- WHAT YOU WILL DO: Determine how many lines hold "Just" and give only that number.
── GIVEN ENTRIES ──
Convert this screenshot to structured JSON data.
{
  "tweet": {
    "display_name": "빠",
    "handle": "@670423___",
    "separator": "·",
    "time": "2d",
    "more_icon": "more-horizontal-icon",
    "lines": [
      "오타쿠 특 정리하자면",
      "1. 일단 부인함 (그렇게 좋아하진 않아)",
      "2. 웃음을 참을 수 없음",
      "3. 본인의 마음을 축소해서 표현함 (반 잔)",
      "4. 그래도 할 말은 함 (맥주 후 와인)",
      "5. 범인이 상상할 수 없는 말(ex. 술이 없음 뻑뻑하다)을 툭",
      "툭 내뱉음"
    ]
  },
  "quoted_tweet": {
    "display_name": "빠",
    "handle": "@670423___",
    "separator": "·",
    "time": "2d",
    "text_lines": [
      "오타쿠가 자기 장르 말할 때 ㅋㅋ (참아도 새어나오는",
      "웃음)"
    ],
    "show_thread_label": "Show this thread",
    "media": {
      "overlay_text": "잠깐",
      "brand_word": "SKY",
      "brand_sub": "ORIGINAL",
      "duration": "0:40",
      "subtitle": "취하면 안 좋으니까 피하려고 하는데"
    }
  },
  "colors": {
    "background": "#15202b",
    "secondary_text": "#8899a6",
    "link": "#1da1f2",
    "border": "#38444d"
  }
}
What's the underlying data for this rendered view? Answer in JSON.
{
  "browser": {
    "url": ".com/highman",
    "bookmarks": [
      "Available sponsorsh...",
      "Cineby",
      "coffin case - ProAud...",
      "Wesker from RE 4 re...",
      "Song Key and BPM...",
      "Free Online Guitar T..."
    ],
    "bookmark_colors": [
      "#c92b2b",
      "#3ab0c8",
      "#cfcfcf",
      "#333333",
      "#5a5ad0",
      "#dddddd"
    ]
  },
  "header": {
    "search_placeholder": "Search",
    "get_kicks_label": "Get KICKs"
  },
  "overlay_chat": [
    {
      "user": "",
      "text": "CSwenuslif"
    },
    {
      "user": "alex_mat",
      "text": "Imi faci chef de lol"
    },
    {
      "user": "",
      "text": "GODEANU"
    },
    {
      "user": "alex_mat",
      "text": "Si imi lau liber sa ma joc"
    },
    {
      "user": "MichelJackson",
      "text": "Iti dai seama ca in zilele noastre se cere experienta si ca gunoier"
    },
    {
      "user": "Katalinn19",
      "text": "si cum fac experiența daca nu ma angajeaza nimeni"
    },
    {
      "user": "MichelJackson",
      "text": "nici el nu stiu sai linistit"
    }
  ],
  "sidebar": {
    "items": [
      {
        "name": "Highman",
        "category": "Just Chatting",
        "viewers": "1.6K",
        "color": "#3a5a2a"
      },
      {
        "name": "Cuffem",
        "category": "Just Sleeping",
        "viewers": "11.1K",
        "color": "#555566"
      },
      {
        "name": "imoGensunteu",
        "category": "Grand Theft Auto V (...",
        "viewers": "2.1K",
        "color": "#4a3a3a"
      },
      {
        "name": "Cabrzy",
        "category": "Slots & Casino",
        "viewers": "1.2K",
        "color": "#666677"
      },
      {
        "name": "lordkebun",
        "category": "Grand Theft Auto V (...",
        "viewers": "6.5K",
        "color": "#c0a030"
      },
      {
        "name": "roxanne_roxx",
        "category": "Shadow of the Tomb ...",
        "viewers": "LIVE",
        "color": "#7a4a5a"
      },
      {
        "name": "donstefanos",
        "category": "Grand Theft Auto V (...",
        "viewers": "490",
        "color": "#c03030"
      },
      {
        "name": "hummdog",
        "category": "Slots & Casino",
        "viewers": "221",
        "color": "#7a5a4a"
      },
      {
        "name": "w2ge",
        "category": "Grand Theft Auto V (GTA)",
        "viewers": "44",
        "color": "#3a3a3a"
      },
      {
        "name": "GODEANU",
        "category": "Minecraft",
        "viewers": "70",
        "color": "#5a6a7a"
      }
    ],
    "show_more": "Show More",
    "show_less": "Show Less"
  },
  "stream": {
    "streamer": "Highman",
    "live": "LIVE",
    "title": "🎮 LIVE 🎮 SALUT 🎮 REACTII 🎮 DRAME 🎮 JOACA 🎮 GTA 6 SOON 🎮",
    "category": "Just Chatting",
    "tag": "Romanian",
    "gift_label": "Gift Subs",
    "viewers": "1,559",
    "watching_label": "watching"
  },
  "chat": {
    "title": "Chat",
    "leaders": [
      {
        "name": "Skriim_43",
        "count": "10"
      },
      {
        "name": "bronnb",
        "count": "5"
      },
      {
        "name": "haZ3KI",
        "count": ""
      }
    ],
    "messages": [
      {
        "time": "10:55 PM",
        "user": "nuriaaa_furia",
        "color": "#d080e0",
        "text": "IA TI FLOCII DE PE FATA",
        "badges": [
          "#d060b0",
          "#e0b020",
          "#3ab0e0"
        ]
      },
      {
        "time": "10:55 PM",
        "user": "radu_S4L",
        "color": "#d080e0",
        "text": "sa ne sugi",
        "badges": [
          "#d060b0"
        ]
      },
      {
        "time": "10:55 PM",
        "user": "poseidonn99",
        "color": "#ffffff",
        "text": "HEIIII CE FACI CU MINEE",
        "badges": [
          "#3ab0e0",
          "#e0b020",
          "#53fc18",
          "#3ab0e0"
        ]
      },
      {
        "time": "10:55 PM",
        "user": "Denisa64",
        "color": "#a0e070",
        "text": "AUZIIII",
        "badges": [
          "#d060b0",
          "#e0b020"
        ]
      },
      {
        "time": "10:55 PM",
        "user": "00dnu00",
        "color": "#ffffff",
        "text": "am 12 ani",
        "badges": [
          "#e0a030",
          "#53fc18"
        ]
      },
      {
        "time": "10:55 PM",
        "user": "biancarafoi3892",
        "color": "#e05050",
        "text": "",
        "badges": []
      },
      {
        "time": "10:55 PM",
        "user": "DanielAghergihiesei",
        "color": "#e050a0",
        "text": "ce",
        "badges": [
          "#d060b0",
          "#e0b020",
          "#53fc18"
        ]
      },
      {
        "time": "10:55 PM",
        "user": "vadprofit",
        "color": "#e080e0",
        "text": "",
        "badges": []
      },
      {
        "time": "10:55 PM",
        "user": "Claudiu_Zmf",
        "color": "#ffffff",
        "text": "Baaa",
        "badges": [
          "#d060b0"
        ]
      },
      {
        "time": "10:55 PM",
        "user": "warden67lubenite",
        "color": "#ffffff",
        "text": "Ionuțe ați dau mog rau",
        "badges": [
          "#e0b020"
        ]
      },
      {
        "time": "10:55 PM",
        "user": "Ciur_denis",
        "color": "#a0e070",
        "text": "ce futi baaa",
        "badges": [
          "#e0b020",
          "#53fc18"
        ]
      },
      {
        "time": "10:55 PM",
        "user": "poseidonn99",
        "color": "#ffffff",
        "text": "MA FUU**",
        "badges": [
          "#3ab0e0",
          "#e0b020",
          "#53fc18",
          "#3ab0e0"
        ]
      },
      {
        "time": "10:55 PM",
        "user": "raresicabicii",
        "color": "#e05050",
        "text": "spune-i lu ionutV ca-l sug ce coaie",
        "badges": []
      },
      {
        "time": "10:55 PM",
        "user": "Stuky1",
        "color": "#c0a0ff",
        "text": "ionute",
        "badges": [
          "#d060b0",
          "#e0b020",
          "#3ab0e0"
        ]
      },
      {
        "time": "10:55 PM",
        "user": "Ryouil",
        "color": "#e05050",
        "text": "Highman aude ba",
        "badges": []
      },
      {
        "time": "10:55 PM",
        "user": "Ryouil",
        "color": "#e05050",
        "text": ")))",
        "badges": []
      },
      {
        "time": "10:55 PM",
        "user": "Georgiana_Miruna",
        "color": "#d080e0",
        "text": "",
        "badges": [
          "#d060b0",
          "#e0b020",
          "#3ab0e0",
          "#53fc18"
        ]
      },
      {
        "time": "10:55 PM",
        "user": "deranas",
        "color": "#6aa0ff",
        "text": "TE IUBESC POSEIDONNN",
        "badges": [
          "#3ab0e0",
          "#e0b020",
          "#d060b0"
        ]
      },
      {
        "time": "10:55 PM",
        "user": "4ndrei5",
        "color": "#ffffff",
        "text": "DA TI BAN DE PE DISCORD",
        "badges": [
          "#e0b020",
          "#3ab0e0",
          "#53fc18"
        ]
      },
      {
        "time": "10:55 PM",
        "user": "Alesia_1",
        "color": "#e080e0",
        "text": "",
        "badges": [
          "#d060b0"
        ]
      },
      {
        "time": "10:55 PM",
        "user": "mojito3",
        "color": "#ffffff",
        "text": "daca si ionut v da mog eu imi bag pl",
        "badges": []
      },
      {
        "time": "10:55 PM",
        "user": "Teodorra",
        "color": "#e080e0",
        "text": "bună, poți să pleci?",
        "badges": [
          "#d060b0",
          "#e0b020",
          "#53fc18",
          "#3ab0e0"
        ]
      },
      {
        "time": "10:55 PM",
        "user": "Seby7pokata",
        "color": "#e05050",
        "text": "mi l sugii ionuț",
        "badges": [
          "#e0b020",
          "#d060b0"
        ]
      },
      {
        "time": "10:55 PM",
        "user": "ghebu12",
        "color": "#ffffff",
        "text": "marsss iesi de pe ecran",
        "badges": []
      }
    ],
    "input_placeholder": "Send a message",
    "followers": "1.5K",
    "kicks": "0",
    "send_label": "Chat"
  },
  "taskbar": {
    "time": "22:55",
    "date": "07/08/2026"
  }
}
───
- ANSWER: 3